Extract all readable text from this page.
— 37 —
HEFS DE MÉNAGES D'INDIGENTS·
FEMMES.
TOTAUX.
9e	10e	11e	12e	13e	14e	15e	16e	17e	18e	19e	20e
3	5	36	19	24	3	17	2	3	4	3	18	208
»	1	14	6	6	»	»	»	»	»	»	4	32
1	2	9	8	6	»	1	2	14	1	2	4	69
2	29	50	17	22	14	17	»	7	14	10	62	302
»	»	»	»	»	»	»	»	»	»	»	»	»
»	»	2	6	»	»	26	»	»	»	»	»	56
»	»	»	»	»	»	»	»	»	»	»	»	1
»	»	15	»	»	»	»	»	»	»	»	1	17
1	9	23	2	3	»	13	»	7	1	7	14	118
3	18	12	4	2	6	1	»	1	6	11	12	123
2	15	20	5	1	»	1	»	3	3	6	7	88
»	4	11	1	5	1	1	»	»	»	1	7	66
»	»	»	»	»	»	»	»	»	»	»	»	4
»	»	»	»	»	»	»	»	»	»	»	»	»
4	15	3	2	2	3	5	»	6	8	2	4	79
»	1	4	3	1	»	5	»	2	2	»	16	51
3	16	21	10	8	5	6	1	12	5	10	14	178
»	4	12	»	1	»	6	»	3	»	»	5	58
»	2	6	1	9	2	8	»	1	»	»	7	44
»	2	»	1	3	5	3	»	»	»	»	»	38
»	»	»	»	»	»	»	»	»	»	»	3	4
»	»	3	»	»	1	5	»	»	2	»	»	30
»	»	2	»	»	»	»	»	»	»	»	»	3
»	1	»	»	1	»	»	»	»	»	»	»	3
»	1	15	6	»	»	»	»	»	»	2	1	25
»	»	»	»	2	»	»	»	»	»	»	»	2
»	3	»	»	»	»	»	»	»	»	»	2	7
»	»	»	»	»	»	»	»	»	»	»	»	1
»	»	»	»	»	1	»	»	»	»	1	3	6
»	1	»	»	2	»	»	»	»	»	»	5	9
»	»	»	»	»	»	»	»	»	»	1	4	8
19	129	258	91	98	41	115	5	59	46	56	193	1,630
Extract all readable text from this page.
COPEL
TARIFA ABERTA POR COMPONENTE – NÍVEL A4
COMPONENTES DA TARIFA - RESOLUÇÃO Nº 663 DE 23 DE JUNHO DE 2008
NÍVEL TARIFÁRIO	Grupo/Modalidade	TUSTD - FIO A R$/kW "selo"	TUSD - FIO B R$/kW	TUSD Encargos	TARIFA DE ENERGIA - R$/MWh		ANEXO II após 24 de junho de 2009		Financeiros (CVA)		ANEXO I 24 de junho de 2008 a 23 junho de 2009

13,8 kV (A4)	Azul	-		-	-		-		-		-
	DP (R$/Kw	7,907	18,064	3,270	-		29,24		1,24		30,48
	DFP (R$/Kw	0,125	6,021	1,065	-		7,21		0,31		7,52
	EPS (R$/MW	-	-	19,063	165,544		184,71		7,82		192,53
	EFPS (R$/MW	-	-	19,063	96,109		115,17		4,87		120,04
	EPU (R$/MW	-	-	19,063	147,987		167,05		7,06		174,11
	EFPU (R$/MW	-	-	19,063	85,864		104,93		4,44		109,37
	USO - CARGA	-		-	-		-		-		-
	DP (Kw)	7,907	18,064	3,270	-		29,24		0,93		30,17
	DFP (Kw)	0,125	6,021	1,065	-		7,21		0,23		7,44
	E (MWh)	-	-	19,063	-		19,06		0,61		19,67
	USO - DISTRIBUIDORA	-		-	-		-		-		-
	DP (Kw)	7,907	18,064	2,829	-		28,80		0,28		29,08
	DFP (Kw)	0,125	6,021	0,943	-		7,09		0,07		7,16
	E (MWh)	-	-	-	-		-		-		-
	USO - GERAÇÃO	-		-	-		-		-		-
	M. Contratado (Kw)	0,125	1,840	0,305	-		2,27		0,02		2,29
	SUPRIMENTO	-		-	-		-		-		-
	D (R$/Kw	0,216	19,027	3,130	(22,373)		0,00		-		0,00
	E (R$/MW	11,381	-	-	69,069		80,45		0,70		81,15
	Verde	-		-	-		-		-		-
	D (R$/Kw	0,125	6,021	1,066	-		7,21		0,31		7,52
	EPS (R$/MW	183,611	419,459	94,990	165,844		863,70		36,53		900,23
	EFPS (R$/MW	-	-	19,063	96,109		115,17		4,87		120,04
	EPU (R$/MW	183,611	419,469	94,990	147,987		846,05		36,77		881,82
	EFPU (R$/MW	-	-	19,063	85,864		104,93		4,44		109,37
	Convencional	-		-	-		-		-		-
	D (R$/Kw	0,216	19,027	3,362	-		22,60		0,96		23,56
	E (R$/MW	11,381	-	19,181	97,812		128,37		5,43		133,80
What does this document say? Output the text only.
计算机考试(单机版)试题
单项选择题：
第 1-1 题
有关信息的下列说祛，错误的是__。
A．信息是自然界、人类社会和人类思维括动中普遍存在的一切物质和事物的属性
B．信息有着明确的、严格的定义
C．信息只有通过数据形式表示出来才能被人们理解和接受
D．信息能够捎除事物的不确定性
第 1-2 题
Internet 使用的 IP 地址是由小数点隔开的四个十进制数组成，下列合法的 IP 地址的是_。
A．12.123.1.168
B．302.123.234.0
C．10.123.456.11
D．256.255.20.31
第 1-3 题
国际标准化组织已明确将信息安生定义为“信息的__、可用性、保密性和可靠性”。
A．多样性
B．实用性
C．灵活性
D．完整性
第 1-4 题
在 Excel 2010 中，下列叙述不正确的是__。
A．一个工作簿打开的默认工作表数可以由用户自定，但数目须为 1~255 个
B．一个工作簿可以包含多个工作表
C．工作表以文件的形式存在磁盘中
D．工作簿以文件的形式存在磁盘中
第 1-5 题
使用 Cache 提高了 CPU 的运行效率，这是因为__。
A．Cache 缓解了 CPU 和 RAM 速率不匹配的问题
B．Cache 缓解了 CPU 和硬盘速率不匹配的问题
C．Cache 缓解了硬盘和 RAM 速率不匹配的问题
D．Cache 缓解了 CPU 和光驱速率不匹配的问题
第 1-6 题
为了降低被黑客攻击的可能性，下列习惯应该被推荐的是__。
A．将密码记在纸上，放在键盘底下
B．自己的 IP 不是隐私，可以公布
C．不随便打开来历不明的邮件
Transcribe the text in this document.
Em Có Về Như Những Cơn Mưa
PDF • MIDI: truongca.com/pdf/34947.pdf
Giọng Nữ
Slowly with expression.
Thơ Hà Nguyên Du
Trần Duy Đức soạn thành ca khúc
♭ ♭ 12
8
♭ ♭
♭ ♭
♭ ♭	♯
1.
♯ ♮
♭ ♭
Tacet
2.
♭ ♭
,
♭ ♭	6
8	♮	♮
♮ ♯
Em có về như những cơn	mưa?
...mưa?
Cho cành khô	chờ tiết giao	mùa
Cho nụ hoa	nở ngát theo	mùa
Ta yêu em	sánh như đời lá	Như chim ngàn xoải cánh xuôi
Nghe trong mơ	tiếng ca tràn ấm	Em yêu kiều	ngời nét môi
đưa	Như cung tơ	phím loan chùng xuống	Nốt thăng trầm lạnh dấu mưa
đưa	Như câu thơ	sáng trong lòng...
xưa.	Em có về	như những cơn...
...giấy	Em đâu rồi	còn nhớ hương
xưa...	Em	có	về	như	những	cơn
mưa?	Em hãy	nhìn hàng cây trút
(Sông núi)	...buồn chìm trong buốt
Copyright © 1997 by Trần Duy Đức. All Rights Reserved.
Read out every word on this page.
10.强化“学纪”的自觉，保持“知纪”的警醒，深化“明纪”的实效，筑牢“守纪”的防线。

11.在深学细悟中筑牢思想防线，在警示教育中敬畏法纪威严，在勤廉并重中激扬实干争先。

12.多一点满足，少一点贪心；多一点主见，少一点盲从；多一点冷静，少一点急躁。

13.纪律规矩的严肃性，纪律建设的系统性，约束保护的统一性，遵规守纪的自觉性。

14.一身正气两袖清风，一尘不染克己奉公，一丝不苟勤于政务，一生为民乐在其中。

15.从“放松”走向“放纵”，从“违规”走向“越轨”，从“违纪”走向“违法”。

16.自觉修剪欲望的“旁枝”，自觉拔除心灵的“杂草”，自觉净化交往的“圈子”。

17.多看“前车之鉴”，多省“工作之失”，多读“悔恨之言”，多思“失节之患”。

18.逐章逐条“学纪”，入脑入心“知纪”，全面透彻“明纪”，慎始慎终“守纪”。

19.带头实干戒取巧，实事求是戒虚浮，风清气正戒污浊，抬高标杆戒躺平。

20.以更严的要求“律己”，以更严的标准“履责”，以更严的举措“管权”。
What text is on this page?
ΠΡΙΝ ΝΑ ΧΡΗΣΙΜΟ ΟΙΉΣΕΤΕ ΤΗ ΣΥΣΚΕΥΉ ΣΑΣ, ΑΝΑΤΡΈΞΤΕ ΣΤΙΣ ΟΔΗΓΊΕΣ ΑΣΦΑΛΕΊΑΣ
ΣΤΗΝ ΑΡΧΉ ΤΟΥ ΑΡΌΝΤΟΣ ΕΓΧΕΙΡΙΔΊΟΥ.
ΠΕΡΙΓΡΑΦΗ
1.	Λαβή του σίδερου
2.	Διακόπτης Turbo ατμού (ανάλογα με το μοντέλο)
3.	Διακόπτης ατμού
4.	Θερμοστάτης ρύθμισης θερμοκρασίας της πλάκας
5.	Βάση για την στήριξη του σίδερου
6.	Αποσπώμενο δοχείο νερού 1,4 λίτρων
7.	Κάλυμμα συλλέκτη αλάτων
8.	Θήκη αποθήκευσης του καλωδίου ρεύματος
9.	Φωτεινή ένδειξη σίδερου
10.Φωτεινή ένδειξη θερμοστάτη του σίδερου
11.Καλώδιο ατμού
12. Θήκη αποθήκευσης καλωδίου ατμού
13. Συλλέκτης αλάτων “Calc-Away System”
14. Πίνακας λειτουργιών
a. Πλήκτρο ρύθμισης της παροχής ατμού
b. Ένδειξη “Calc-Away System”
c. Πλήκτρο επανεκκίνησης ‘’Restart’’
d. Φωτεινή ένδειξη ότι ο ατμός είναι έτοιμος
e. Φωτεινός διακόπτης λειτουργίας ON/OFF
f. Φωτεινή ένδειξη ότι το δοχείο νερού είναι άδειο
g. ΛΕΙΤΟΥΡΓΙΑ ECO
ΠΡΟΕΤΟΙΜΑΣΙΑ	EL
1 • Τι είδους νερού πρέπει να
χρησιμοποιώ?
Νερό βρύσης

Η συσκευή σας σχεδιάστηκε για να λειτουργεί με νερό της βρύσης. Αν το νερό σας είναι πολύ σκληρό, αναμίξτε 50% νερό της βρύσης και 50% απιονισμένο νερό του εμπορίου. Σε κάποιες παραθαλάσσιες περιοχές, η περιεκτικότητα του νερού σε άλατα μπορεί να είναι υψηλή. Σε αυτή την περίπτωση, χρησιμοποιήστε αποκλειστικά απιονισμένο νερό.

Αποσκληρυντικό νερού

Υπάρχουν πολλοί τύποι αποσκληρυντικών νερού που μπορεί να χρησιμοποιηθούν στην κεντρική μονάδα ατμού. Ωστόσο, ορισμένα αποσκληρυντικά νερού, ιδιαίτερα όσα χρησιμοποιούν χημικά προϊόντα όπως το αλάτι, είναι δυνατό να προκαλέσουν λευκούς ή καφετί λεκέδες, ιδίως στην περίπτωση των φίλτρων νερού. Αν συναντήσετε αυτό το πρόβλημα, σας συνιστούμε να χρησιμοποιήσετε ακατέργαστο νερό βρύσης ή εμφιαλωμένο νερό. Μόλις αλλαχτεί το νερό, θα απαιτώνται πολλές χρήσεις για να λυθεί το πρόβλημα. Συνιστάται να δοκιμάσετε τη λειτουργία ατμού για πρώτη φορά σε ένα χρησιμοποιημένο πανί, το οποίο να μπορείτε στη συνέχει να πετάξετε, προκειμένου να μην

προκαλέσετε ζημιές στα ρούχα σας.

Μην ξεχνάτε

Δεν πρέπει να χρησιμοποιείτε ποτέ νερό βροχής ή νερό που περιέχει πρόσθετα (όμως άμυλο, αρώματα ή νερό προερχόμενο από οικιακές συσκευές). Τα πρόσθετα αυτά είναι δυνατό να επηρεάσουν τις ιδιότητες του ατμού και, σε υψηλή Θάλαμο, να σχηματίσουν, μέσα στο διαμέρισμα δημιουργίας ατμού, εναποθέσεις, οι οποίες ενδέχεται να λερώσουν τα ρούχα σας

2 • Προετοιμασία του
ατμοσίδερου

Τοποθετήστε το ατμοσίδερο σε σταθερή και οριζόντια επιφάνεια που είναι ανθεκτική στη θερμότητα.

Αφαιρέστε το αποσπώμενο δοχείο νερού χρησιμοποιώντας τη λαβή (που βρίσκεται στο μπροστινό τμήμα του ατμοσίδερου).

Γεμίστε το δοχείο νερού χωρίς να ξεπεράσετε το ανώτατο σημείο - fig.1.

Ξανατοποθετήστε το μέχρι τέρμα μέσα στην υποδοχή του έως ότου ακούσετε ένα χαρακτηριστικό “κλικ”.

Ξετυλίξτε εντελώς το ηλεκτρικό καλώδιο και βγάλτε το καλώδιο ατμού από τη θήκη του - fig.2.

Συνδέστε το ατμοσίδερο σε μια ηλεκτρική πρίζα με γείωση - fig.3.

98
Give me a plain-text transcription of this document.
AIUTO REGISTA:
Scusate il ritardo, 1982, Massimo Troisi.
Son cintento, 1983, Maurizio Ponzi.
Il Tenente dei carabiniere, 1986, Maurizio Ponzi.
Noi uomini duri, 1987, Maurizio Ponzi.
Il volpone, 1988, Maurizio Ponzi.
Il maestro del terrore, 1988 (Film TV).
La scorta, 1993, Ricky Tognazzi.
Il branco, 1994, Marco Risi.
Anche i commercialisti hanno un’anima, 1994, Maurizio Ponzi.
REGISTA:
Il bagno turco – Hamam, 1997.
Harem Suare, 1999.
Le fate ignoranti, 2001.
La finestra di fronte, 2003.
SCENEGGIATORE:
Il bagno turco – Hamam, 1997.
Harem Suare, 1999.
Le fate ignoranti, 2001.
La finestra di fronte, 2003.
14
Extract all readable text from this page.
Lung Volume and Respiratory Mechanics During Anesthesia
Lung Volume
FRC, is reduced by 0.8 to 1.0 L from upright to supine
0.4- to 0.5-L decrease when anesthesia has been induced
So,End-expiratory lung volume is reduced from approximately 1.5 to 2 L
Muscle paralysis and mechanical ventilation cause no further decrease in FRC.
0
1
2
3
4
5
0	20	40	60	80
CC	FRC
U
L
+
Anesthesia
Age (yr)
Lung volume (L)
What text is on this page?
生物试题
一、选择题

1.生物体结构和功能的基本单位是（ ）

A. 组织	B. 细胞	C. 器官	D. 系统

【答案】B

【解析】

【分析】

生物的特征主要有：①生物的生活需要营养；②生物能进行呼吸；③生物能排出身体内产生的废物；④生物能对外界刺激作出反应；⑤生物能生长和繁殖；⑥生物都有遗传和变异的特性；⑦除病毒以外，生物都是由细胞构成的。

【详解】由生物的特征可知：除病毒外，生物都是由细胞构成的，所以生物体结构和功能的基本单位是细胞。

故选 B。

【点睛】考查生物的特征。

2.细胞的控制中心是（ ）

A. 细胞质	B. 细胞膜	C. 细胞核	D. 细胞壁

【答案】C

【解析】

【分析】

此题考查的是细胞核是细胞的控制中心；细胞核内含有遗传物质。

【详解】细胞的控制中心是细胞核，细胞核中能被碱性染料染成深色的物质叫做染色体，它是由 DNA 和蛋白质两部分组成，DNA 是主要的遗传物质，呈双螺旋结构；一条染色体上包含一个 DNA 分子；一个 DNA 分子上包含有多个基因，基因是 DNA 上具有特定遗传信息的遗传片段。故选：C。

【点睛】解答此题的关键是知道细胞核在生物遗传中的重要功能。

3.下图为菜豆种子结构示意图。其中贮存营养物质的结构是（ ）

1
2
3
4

..........

(OBJECTIVE): Report all lines of the data that include the word "TARIFA".

(RESPONSE TO THIS EXERCISE):
TARIFA ABERTA POR COMPONENTE – NÍVEL A4
COMPONENTES DA TARIFA - RESOLUÇÃO Nº 663 DE 23 DE JUNHO DE 2008
NÍVEL TARIFÁRIO	Grupo/Modalidade	TUSTD - FIO A R$/kW "selo"	TUSD - FIO B R$/kW	TUSD Encargos	TARIFA DE ENERGIA - R$/MWh		ANEXO II após 24 de junho de 2009		Financeiros (CVA)		ANEXO I 24 de junho de 2008 a 23 junho de 2009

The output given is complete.